→ TASK STATEMENT
Make an exact copy of all the records.

* START RECORDS TO USE *

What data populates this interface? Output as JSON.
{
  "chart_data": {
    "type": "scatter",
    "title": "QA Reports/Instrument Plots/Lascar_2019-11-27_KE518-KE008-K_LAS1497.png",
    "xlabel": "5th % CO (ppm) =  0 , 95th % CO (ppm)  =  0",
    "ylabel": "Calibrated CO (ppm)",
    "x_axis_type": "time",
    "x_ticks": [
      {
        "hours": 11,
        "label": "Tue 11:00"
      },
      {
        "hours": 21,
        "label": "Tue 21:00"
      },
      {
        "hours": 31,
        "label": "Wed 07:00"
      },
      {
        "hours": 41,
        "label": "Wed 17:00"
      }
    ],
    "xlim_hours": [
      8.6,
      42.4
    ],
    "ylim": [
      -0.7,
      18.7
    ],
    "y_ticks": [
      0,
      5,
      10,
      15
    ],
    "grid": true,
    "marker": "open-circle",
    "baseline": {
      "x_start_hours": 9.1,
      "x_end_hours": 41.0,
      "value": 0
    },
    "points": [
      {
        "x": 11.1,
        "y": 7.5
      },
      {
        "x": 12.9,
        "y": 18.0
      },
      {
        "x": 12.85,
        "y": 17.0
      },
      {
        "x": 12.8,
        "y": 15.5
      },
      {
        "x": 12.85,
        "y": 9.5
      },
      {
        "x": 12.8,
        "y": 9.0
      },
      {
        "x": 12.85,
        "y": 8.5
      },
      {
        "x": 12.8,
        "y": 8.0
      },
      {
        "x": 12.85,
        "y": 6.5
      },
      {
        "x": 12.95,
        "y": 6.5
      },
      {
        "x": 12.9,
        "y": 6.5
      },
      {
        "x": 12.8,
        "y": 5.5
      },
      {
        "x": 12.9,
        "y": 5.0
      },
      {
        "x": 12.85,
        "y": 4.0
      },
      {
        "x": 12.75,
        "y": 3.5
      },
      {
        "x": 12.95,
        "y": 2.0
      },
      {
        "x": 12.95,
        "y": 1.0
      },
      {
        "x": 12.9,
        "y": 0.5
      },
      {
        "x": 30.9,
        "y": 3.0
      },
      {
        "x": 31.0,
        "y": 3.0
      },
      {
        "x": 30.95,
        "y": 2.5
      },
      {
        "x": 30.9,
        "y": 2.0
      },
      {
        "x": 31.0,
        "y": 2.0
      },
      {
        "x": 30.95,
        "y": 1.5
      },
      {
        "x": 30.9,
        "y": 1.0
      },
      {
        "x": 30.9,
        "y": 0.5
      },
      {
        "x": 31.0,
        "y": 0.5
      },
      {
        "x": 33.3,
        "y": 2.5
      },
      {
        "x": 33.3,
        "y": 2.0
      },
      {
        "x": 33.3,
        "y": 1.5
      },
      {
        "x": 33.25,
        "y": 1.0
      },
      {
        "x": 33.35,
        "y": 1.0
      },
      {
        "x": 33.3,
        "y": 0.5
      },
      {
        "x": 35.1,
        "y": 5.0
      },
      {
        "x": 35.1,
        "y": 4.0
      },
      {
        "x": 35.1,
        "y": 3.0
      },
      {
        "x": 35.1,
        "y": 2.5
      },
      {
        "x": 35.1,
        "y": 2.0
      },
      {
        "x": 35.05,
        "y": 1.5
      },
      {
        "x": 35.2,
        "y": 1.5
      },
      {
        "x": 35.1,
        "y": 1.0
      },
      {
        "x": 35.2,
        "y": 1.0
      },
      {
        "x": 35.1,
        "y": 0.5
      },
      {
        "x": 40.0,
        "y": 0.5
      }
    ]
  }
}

* END RECORDS TO USE *

→ EXERCISE ANSWER
What data populates this interface? Output as JSON.
{
  "chart_data": {
    "type": "scatter",
    "title": "QA Reports/Instrument Plots/Lascar_2019-11-27_KE518-KE008-K_LAS1497.png",
    "xlabel": "5th % CO (ppm) =  0 , 95th % CO (ppm)  =  0",
    "ylabel": "Calibrated CO (ppm)",
    "x_axis_type": "time",
    "x_ticks": [
      {
        "hours": 11,
        "label": "Tue 11:00"
      },
      {
        "hours": 21,
        "label": "Tue 21:00"
      },
      {
        "hours": 31,
        "label": "Wed 07:00"
      },
      {
        "hours": 41,
        "label": "Wed 17:00"
      }
    ],
    "xlim_hours": [
      8.6,
      42.4
    ],
    "ylim": [
      -0.7,
      18.7
    ],
    "y_ticks": [
      0,
      5,
      10,
      15
    ],
    "grid": true,
    "marker": "open-circle",
    "baseline": {
      "x_start_hours": 9.1,
      "x_end_hours": 41.0,
      "value": 0
    },
    "points": [
      {
        "x": 11.1,
        "y": 7.5
      },
      {
        "x": 12.9,
        "y": 18.0
      },
      {
        "x": 12.85,
        "y": 17.0
      },
      {
        "x": 12.8,
        "y": 15.5
      },
      {
        "x": 12.85,
        "y": 9.5
      },
      {
        "x": 12.8,
        "y": 9.0
      },
      {
        "x": 12.85,
        "y": 8.5
      },
      {
        "x": 12.8,
        "y": 8.0
      },
      {
        "x": 12.85,
        "y": 6.5
      },
      {
        "x": 12.95,
        "y": 6.5
      },
      {
        "x": 12.9,
        "y": 6.5
      },
      {
        "x": 12.8,
        "y": 5.5
      },
      {
        "x": 12.9,
        "y": 5.0
      },
      {
        "x": 12.85,
        "y": 4.0
      },
      {
        "x": 12.75,
        "y": 3.5
      },
      {
        "x": 12.95,
        "y": 2.0
      },
      {
        "x": 12.95,
        "y": 1.0
      },
      {
        "x": 12.9,
        "y": 0.5
      },
      {
        "x": 30.9,
        "y": 3.0
      },
      {
        "x": 31.0,
        "y": 3.0
      },
      {
        "x": 30.95,
        "y": 2.5
      },
      {
        "x": 30.9,
        "y": 2.0
      },
      {
        "x": 31.0,
        "y": 2.0
      },
      {
        "x": 30.95,
        "y": 1.5
      },
      {
        "x": 30.9,
        "y": 1.0
      },
      {
        "x": 30.9,
        "y": 0.5
      },
      {
        "x": 31.0,
        "y": 0.5
      },
      {
        "x": 33.3,
        "y": 2.5
      },
      {
        "x": 33.3,
        "y": 2.0
      },
      {
        "x": 33.3,
        "y": 1.5
      },
      {
        "x": 33.25,
        "y": 1.0
      },
      {
        "x": 33.35,
        "y": 1.0
      },
      {
        "x": 33.3,
        "y": 0.5
      },
      {
        "x": 35.1,
        "y": 5.0
      },
      {
        "x": 35.1,
        "y": 4.0
      },
      {
        "x": 35.1,
        "y": 3.0
      },
      {
        "x": 35.1,
        "y": 2.5
      },
      {
        "x": 35.1,
        "y": 2.0
      },
      {
        "x": 35.05,
        "y": 1.5
      },
      {
        "x": 35.2,
        "y": 1.5
      },
      {
        "x": 35.1,
        "y": 1.0
      },
      {
        "x": 35.2,
        "y": 1.0
      },
      {
        "x": 35.1,
        "y": 0.5
      },
      {
        "x": 40.0,
        "y": 0.5
      }
    ]
  }
}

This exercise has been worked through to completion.